======== Given records ========
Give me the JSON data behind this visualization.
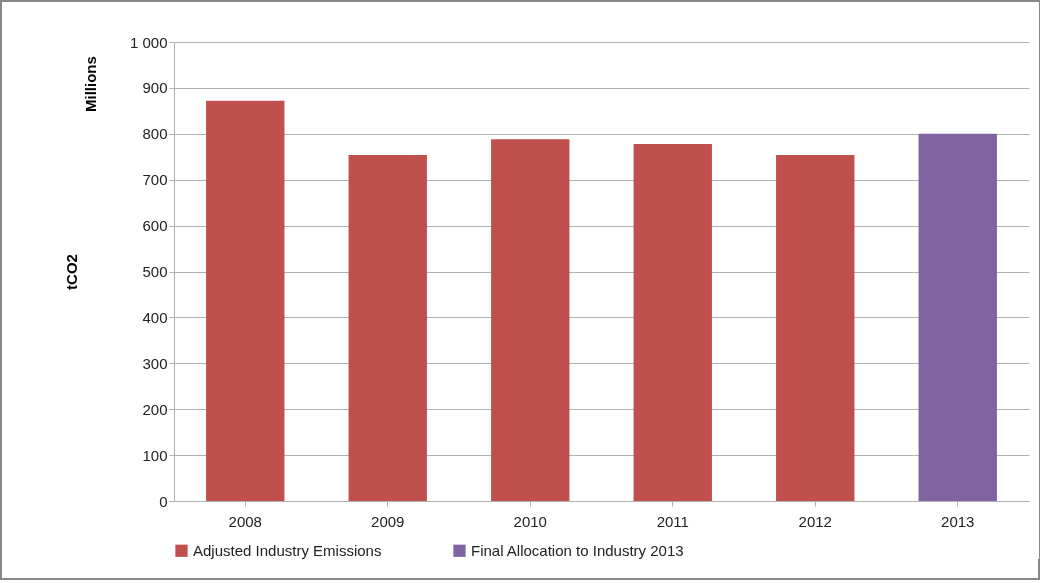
{
  "chart_data": {
    "type": "bar",
    "ylabel": "tCO2",
    "annotations": [
      "Millions"
    ],
    "categories": [
      "2008",
      "2009",
      "2010",
      "2011",
      "2012",
      "2013"
    ],
    "series": [
      {
        "name": "Adjusted Industry Emissions",
        "color": "#c0504d",
        "values": [
          872,
          754,
          788,
          778,
          754,
          null
        ]
      },
      {
        "name": "Final Allocation to Industry 2013",
        "color": "#8064a2",
        "values": [
          null,
          null,
          null,
          null,
          null,
          800
        ]
      }
    ],
    "ylim": [
      0,
      1000
    ],
    "yticks": [
      0,
      100,
      200,
      300,
      400,
      500,
      600,
      700,
      800,
      900,
      {
        "value": 1000,
        "label": "1 000"
      }
    ],
    "grid": "y",
    "legend": "bottom"
  }
}
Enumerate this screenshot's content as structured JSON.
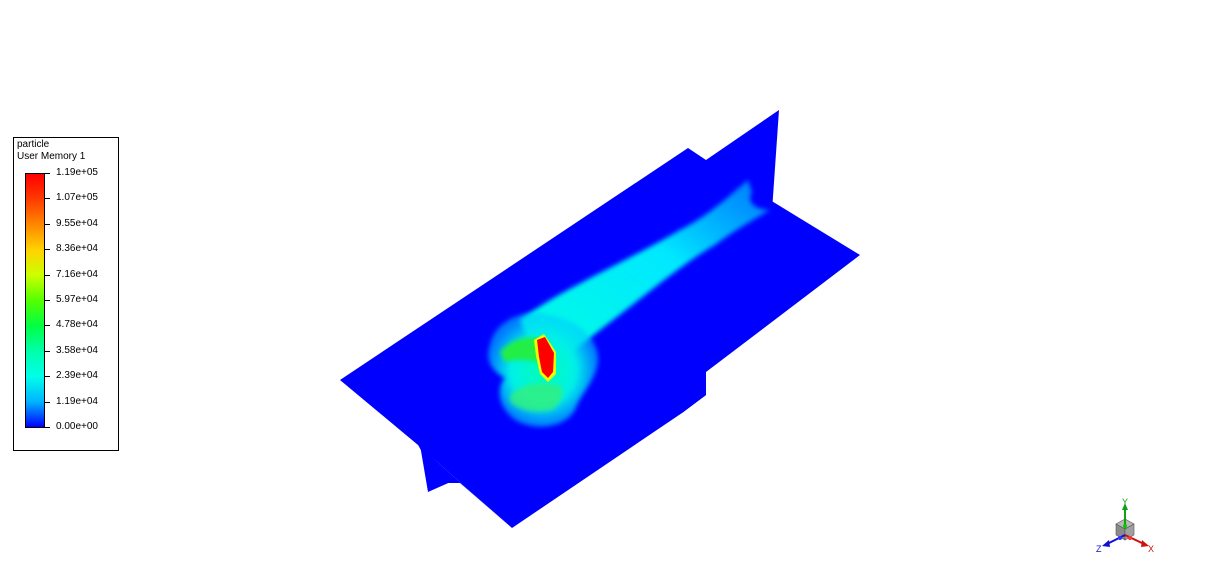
{
  "legend": {
    "title_line1": "particle",
    "title_line2": "User Memory 1",
    "ticks": [
      "1.19e+05",
      "1.07e+05",
      "9.55e+04",
      "8.36e+04",
      "7.16e+04",
      "5.97e+04",
      "4.78e+04",
      "3.58e+04",
      "2.39e+04",
      "1.19e+04",
      "0.00e+00"
    ],
    "colormap": [
      "#ff0000",
      "#ff3b00",
      "#ff8800",
      "#ffd200",
      "#ccff00",
      "#55ff00",
      "#00ff44",
      "#00ffaa",
      "#00ffe8",
      "#00b4ff",
      "#0000ff"
    ]
  },
  "axes_triad": {
    "x_label": "X",
    "y_label": "Y",
    "z_label": "Z",
    "x_color": "#d01010",
    "y_color": "#10a010",
    "z_color": "#1010d0"
  },
  "scene": {
    "surface_color": "#0000ff",
    "plume_color": "#00ffe8",
    "hotspot_color": "#ff0000"
  }
}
========
Goal of the exercise:
Filter out every line that lacks the word "name", and copy the rest.

Output of the task:
        "name": "Adjusted Industry Emissions",
        "name": "Final Allocation to Industry 2013",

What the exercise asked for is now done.